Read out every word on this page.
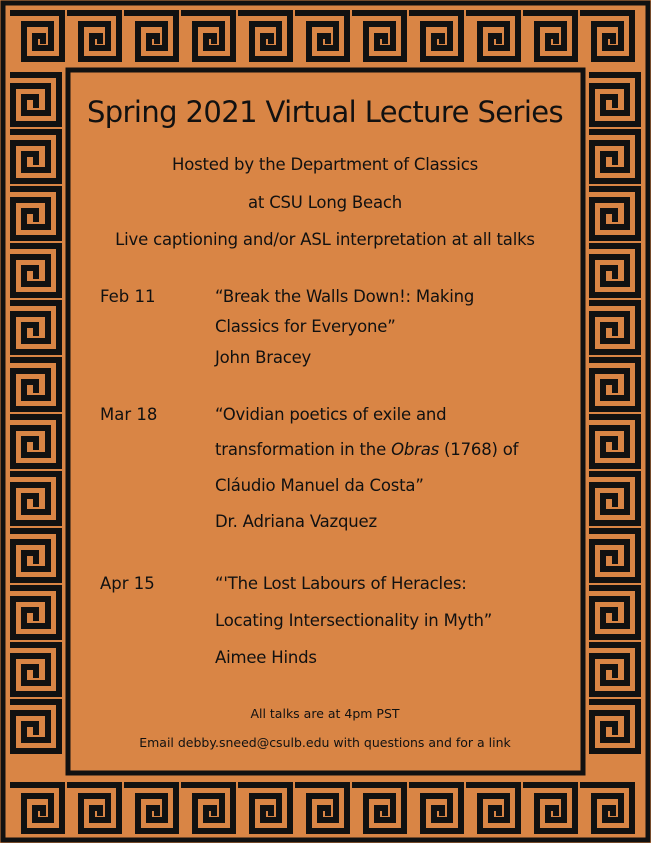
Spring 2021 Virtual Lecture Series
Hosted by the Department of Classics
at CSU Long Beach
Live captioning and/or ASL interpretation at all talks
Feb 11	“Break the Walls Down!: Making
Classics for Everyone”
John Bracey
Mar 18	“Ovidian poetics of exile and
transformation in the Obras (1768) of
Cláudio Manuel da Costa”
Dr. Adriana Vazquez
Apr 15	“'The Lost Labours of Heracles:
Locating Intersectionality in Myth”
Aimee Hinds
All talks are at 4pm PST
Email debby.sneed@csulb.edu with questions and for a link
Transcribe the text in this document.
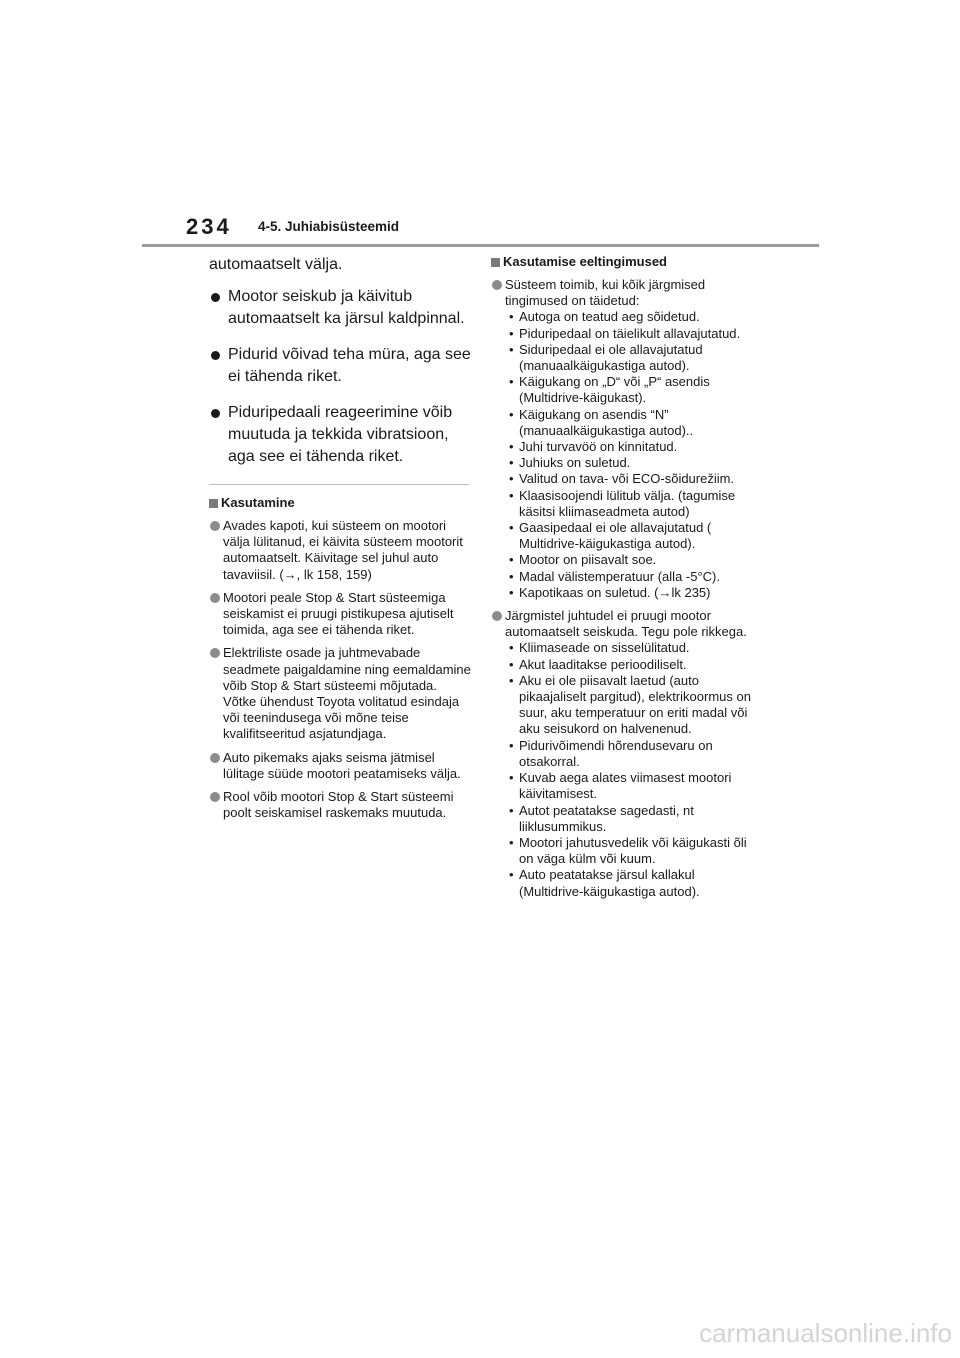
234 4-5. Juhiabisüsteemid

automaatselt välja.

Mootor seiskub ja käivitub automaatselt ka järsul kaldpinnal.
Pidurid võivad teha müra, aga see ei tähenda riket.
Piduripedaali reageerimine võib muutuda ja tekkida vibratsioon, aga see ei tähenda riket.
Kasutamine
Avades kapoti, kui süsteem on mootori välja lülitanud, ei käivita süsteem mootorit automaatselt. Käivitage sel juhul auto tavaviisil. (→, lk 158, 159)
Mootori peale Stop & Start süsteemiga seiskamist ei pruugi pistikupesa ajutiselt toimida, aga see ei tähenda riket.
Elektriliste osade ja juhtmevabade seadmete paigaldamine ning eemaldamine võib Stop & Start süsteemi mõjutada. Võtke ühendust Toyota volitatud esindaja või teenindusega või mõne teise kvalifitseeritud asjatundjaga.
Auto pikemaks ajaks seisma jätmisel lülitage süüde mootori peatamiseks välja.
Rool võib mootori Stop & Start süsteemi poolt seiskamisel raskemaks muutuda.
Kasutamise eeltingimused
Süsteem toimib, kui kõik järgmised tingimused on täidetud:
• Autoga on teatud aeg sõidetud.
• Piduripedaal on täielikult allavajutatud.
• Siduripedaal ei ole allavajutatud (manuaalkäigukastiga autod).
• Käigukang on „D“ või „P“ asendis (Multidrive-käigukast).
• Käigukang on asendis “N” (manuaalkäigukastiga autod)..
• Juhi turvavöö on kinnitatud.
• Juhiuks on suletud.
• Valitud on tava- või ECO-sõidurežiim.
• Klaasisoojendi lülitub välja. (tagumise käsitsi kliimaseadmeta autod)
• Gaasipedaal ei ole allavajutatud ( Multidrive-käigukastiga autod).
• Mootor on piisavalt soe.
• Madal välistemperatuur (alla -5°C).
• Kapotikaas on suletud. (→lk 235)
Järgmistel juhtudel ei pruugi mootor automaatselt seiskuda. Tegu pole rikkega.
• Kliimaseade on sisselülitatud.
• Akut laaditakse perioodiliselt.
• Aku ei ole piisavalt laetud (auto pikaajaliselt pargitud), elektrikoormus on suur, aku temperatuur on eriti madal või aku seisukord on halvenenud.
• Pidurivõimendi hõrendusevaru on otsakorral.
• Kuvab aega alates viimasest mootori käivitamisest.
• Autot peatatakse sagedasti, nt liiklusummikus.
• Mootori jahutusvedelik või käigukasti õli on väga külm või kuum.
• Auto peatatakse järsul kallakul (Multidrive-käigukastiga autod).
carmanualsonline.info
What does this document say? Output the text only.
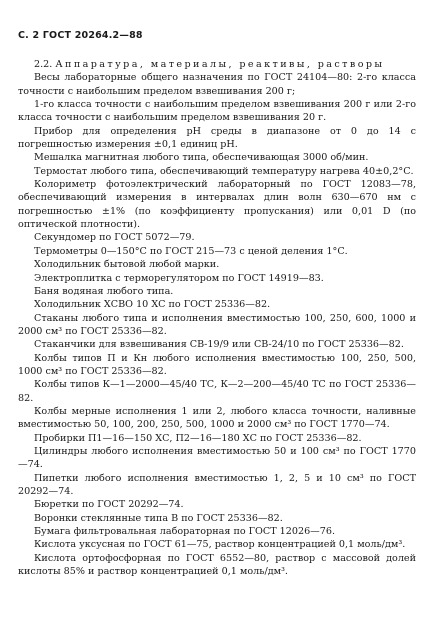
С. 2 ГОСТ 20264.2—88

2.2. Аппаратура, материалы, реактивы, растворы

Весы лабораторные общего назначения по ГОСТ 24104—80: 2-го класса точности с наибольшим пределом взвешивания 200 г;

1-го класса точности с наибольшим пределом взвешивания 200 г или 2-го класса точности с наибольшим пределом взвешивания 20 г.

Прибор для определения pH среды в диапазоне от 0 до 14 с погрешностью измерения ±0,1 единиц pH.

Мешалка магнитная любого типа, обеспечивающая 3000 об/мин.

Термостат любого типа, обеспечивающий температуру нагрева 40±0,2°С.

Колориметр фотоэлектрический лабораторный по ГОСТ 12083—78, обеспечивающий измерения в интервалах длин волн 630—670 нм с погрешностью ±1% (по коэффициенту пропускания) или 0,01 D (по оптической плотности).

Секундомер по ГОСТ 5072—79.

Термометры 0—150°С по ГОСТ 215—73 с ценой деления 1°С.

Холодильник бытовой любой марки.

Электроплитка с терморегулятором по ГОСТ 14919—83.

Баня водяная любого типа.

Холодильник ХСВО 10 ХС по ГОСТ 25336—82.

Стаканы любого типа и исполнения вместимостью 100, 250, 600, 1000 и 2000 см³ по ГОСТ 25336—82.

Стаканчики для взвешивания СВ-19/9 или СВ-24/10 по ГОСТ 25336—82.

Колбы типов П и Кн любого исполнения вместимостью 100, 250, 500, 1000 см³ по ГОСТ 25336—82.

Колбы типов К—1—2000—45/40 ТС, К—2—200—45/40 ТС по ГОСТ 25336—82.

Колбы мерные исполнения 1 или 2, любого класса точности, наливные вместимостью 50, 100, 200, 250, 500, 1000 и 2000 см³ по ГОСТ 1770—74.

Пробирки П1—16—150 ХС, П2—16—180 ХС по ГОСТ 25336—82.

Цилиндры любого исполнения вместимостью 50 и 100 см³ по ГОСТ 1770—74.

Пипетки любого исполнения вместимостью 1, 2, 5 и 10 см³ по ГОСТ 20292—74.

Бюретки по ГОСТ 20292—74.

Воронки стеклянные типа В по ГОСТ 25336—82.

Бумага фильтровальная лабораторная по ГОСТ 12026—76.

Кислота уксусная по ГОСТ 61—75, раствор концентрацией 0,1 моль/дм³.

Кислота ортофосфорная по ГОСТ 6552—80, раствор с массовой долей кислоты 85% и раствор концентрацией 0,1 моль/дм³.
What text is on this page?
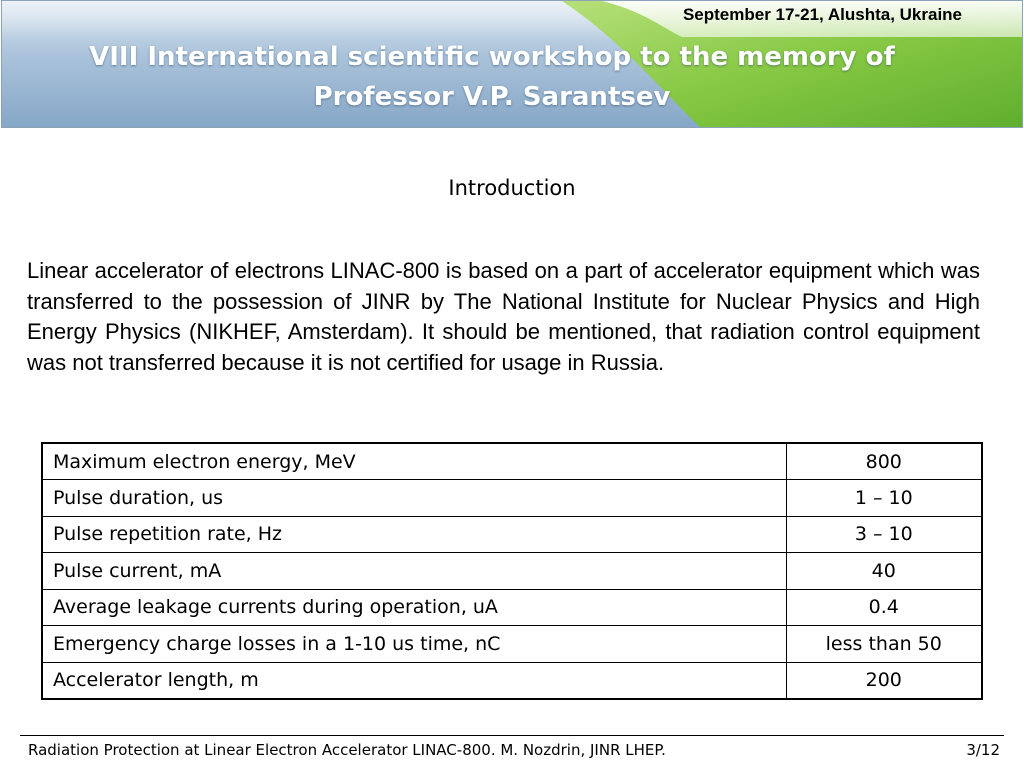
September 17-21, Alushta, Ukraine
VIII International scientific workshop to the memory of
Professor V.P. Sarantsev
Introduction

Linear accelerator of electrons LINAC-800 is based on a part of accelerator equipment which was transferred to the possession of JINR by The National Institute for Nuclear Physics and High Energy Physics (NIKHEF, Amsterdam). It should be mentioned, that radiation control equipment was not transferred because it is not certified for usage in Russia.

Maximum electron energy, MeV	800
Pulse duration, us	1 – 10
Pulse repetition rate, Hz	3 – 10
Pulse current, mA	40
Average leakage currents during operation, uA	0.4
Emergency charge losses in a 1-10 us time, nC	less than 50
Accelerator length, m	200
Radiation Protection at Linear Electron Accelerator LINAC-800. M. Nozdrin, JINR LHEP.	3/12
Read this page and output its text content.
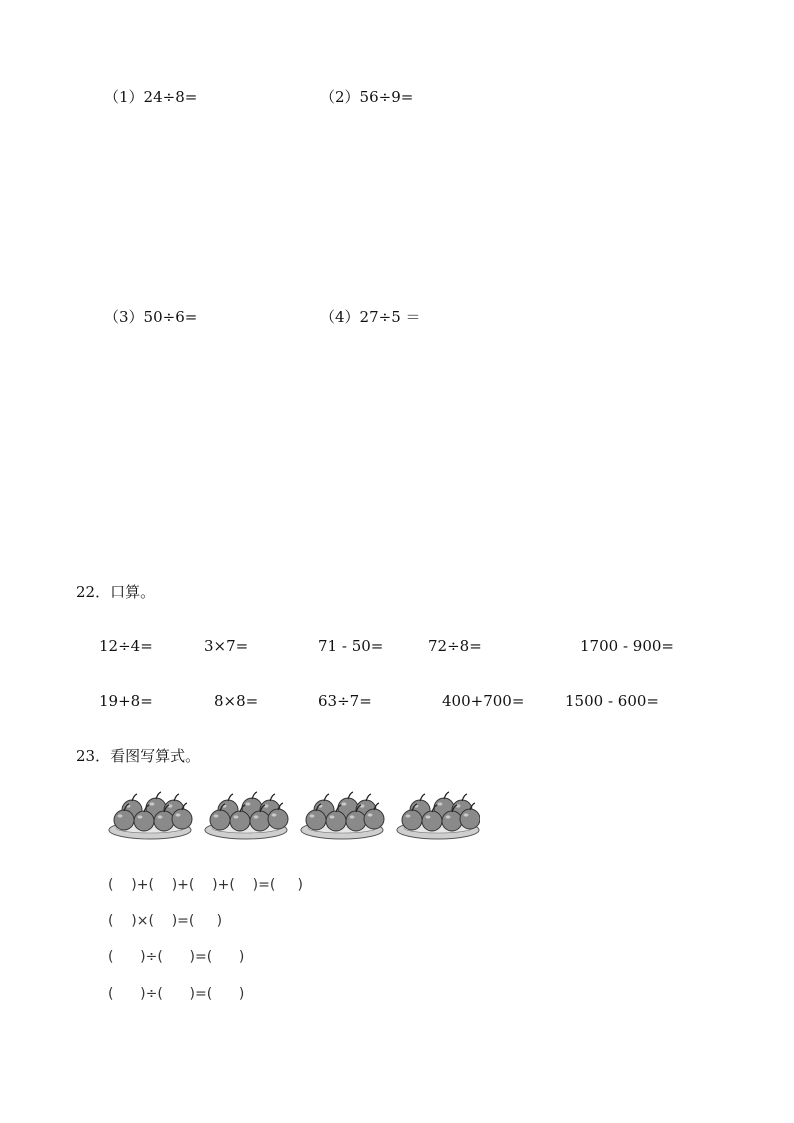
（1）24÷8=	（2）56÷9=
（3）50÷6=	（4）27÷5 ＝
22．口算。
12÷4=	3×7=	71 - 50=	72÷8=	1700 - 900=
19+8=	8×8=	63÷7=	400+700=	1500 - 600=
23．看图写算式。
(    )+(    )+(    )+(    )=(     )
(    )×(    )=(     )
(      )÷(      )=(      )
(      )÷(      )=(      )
_ _ _ _
WRITTEN EXERCISE => Each line from the one bearing "What text is on this page?" through the final line of the records is to be copied exactly, and no pictures are to be included.

EXERCISE SOLUTION =>
What text is on this page?
September 17-21, Alushta, Ukraine
VIII International scientific workshop to the memory of
Professor V.P. Sarantsev
Introduction

Linear accelerator of electrons LINAC-800 is based on a part of accelerator equipment which was transferred to the possession of JINR by The National Institute for Nuclear Physics and High Energy Physics (NIKHEF, Amsterdam). It should be mentioned, that radiation control equipment was not transferred because it is not certified for usage in Russia.

Maximum electron energy, MeV	800
Pulse duration, us	1 – 10
Pulse repetition rate, Hz	3 – 10
Pulse current, mA	40
Average leakage currents during operation, uA	0.4
Emergency charge losses in a 1-10 us time, nC	less than 50
Accelerator length, m	200
Radiation Protection at Linear Electron Accelerator LINAC-800. M. Nozdrin, JINR LHEP.	3/12
Read this page and output its text content.
（1）24÷8=	（2）56÷9=
（3）50÷6=	（4）27÷5 ＝
22．口算。
12÷4=	3×7=	71 - 50=	72÷8=	1700 - 900=
19+8=	8×8=	63÷7=	400+700=	1500 - 600=
23．看图写算式。
(    )+(    )+(    )+(    )=(     )
(    )×(    )=(     )
(      )÷(      )=(      )
(      )÷(      )=(      )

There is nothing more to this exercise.